EXTRACTED INFORMATION
——

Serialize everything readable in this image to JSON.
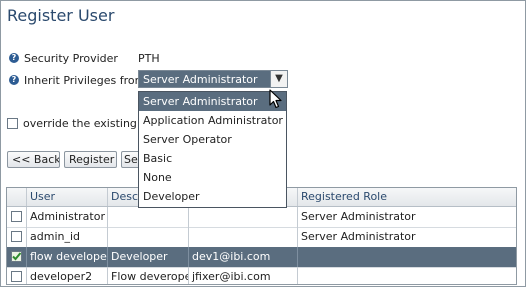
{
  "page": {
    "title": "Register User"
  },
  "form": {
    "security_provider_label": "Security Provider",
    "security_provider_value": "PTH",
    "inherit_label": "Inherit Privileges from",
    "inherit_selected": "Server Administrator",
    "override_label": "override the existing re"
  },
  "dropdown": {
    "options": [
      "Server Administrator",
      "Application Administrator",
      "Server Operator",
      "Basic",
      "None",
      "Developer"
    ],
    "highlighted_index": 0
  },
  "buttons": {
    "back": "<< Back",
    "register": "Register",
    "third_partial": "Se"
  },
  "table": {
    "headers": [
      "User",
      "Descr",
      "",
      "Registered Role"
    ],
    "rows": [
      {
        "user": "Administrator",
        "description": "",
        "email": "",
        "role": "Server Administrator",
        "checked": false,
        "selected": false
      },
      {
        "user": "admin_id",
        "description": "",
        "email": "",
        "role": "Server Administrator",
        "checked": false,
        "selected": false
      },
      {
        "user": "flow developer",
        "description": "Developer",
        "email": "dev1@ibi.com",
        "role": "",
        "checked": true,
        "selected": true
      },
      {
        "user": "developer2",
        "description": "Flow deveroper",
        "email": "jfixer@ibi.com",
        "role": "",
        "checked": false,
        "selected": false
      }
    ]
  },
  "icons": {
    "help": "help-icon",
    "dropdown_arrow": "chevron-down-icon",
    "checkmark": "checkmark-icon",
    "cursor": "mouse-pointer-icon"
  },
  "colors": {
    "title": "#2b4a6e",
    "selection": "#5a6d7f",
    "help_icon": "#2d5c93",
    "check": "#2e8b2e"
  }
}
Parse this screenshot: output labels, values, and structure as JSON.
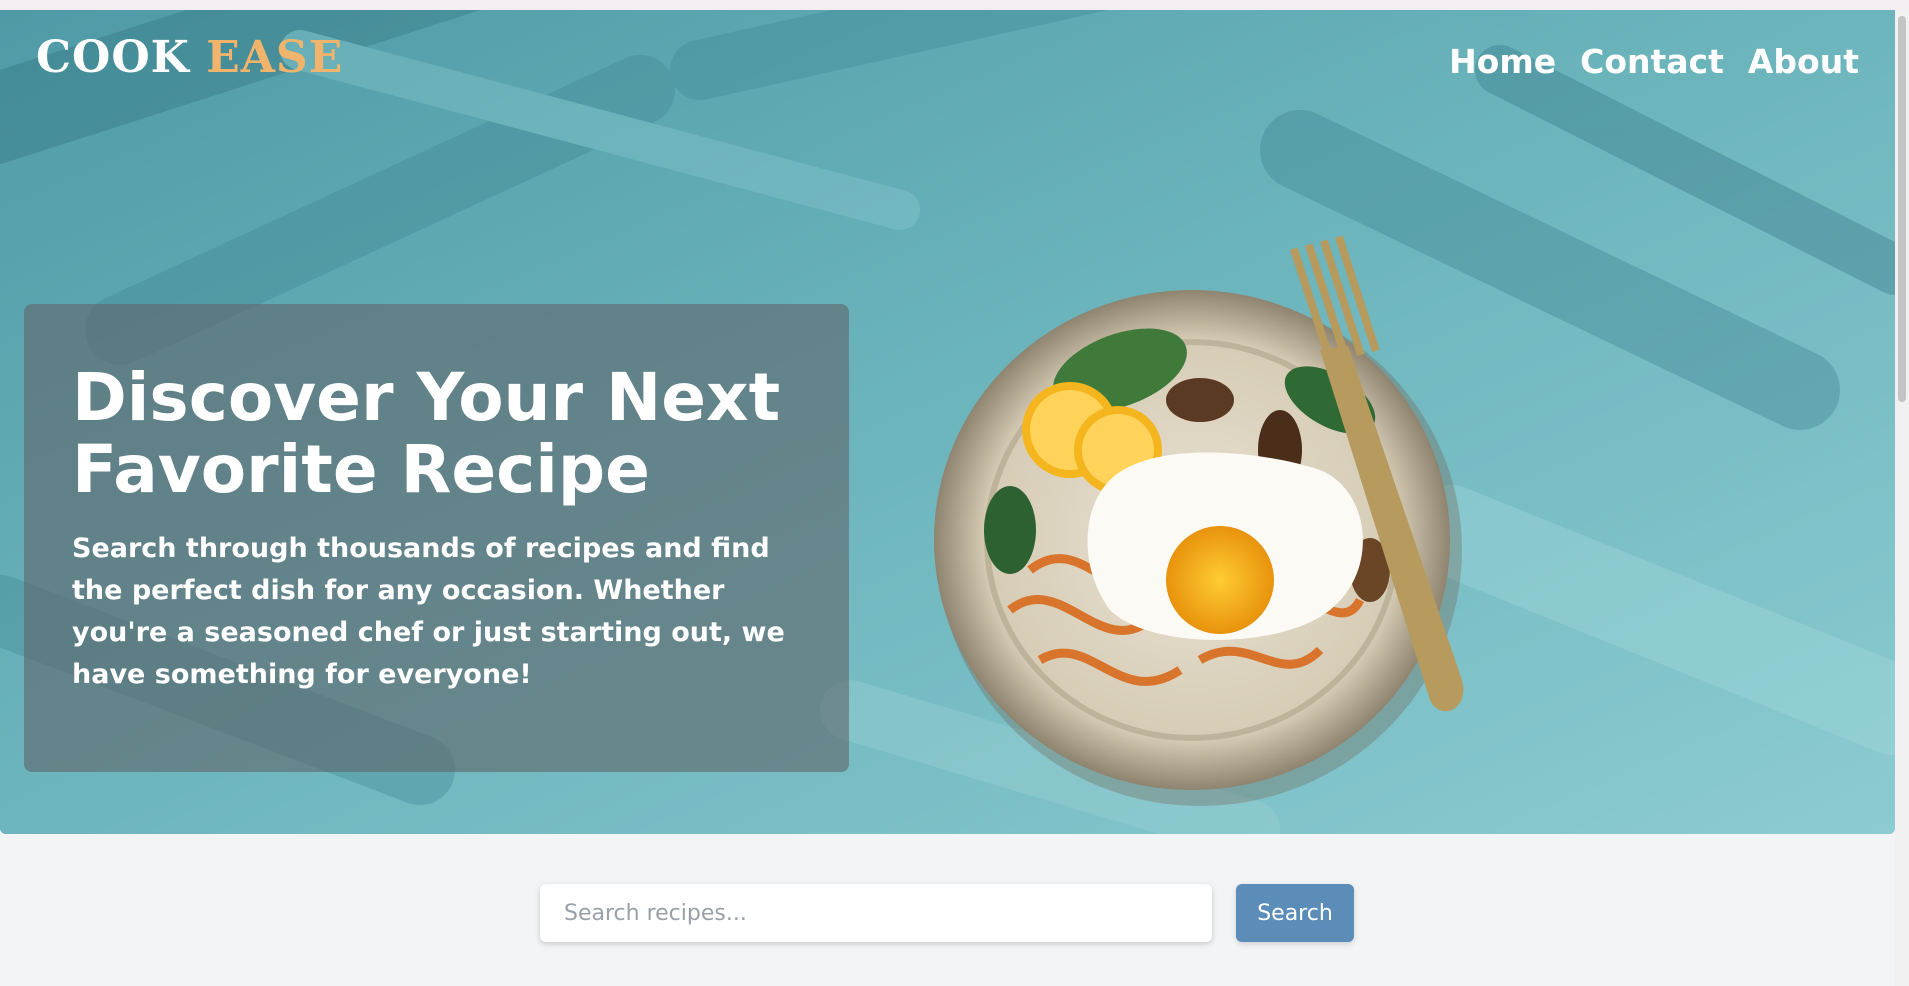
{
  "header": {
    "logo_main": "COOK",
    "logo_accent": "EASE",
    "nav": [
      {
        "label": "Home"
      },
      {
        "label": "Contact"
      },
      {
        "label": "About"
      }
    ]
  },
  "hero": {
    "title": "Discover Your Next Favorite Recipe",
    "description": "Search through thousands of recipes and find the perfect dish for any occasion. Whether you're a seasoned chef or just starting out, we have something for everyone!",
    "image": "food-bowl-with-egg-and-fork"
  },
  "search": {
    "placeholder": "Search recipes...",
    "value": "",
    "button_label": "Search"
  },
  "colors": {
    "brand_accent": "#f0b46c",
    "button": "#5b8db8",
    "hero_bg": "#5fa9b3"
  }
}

——

DIRECTIONS FOR THIS TASK
Transcribe all of the records above character for character. Exclude the pictures.

RESULT OF THIS EXERCISE
Serialize everything readable in this image to JSON.
{
  "page": {
    "title": "Register User"
  },
  "form": {
    "security_provider_label": "Security Provider",
    "security_provider_value": "PTH",
    "inherit_label": "Inherit Privileges from",
    "inherit_selected": "Server Administrator",
    "override_label": "override the existing re"
  },
  "dropdown": {
    "options": [
      "Server Administrator",
      "Application Administrator",
      "Server Operator",
      "Basic",
      "None",
      "Developer"
    ],
    "highlighted_index": 0
  },
  "buttons": {
    "back": "<< Back",
    "register": "Register",
    "third_partial": "Se"
  },
  "table": {
    "headers": [
      "User",
      "Descr",
      "",
      "Registered Role"
    ],
    "rows": [
      {
        "user": "Administrator",
        "description": "",
        "email": "",
        "role": "Server Administrator",
        "checked": false,
        "selected": false
      },
      {
        "user": "admin_id",
        "description": "",
        "email": "",
        "role": "Server Administrator",
        "checked": false,
        "selected": false
      },
      {
        "user": "flow developer",
        "description": "Developer",
        "email": "dev1@ibi.com",
        "role": "",
        "checked": true,
        "selected": true
      },
      {
        "user": "developer2",
        "description": "Flow deveroper",
        "email": "jfixer@ibi.com",
        "role": "",
        "checked": false,
        "selected": false
      }
    ]
  },
  "icons": {
    "help": "help-icon",
    "dropdown_arrow": "chevron-down-icon",
    "checkmark": "checkmark-icon",
    "cursor": "mouse-pointer-icon"
  },
  "colors": {
    "title": "#2b4a6e",
    "selection": "#5a6d7f",
    "help_icon": "#2d5c93",
    "check": "#2e8b2e"
  }
}
Parse this screenshot: output labels, values, and structure as JSON.
{
  "header": {
    "logo_main": "COOK",
    "logo_accent": "EASE",
    "nav": [
      {
        "label": "Home"
      },
      {
        "label": "Contact"
      },
      {
        "label": "About"
      }
    ]
  },
  "hero": {
    "title": "Discover Your Next Favorite Recipe",
    "description": "Search through thousands of recipes and find the perfect dish for any occasion. Whether you're a seasoned chef or just starting out, we have something for everyone!",
    "image": "food-bowl-with-egg-and-fork"
  },
  "search": {
    "placeholder": "Search recipes...",
    "value": "",
    "button_label": "Search"
  },
  "colors": {
    "brand_accent": "#f0b46c",
    "button": "#5b8db8",
    "hero_bg": "#5fa9b3"
  }
}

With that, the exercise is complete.